Data items:

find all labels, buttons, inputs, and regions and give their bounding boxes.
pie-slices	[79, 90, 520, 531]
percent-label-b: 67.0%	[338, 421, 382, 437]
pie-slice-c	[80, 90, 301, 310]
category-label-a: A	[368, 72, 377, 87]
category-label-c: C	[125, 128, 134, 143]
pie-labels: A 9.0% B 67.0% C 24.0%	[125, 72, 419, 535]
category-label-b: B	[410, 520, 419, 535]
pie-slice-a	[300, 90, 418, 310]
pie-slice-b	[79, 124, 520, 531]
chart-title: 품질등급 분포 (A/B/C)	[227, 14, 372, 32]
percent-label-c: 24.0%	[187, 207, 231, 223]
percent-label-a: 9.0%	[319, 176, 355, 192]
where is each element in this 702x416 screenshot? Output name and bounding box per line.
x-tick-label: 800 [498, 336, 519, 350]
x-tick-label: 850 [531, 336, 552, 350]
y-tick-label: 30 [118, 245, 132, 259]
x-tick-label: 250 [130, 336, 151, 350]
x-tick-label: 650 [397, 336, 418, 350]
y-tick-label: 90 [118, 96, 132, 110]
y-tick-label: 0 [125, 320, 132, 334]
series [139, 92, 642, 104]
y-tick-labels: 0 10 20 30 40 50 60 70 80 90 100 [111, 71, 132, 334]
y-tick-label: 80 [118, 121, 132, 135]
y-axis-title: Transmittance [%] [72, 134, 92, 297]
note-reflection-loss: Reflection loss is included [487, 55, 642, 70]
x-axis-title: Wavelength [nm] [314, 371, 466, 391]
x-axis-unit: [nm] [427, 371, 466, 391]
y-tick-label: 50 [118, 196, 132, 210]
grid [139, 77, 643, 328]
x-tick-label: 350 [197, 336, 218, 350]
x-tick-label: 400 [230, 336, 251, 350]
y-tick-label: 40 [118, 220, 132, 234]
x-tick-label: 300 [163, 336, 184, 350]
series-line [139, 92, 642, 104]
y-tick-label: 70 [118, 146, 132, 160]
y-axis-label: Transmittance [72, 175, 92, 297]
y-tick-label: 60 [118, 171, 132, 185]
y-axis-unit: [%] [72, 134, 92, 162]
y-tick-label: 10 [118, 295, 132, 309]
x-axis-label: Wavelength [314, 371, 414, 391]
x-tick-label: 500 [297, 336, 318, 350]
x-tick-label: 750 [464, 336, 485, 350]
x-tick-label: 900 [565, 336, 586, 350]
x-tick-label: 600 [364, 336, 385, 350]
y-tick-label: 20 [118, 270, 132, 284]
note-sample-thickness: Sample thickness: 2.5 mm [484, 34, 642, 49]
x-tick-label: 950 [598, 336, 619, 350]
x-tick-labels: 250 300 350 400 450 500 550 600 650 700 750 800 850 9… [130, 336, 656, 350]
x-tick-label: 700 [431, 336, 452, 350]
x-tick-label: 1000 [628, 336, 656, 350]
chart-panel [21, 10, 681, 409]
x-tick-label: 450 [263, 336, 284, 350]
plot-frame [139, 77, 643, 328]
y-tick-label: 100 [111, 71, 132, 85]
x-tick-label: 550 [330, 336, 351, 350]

* **GOAL**
Convert every line of the data items above into a JSON list of strings, with one string per line and blank lines omitted.

* **REPLY**
[
  "find all labels, buttons, inputs, and regions and give their bounding boxes.",
  "pie-slices\t[79, 90, 520, 531]",
  "percent-label-b: 67.0%\t[338, 421, 382, 437]",
  "pie-slice-c\t[80, 90, 301, 310]",
  "category-label-a: A\t[368, 72, 377, 87]",
  "category-label-c: C\t[125, 128, 134, 143]",
  "pie-labels: A 9.0% B 67.0% C 24.0%\t[125, 72, 419, 535]",
  "category-label-b: B\t[410, 520, 419, 535]",
  "pie-slice-a\t[300, 90, 418, 310]",
  "pie-slice-b\t[79, 124, 520, 531]",
  "chart-title: 품질등급 분포 (A/B/C)\t[227, 14, 372, 32]",
  "percent-label-c: 24.0%\t[187, 207, 231, 223]",
  "percent-label-a: 9.0%\t[319, 176, 355, 192]",
  "where is each element in this 702x416 screenshot? Output name and bounding box per line.",
  "x-tick-label: 800 [498, 336, 519, 350]",
  "x-tick-label: 850 [531, 336, 552, 350]",
  "y-tick-label: 30 [118, 245, 132, 259]",
  "x-tick-label: 250 [130, 336, 151, 350]",
  "x-tick-label: 650 [397, 336, 418, 350]",
  "y-tick-label: 90 [118, 96, 132, 110]",
  "y-tick-label: 0 [125, 320, 132, 334]",
  "series [139, 92, 642, 104]",
  "y-tick-labels: 0 10 20 30 40 50 60 70 80 90 100 [111, 71, 132, 334]",
  "y-tick-label: 80 [118, 121, 132, 135]",
  "y-axis-title: Transmittance [%] [72, 134, 92, 297]",
  "note-reflection-loss: Reflection loss is included [487, 55, 642, 70]",
  "x-axis-title: Wavelength [nm] [314, 371, 466, 391]",
  "x-axis-unit: [nm] [427, 371, 466, 391]",
  "y-tick-label: 50 [118, 196, 132, 210]",
  "grid [139, 77, 643, 328]",
  "x-tick-label: 350 [197, 336, 218, 350]",
  "x-tick-label: 400 [230, 336, 251, 350]",
  "y-tick-label: 40 [118, 220, 132, 234]",
  "x-tick-label: 300 [163, 336, 184, 350]",
  "series-line [139, 92, 642, 104]",
  "y-tick-label: 70 [118, 146, 132, 160]",
  "y-axis-label: Transmittance [72, 175, 92, 297]",
  "y-tick-label: 60 [118, 171, 132, 185]",
  "y-axis-unit: [%] [72, 134, 92, 162]",
  "y-tick-label: 10 [118, 295, 132, 309]",
  "x-axis-label: Wavelength [314, 371, 414, 391]",
  "x-tick-label: 500 [297, 336, 318, 350]",
  "x-tick-label: 750 [464, 336, 485, 350]",
  "x-tick-label: 900 [565, 336, 586, 350]",
  "x-tick-label: 600 [364, 336, 385, 350]",
  "y-tick-label: 20 [118, 270, 132, 284]",
  "note-sample-thickness: Sample thickness: 2.5 mm [484, 34, 642, 49]",
  "x-tick-label: 950 [598, 336, 619, 350]",
  "x-tick-labels: 250 300 350 400 450 500 550 600 650 700 750 800 850 9… [130, 336, 656, 350]",
  "x-tick-label: 700 [431, 336, 452, 350]",
  "x-tick-label: 1000 [628, 336, 656, 350]",
  "chart-panel [21, 10, 681, 409]",
  "x-tick-label: 450 [263, 336, 284, 350]",
  "plot-frame [139, 77, 643, 328]",
  "y-tick-label: 100 [111, 71, 132, 85]",
  "x-tick-label: 550 [330, 336, 351, 350]"
]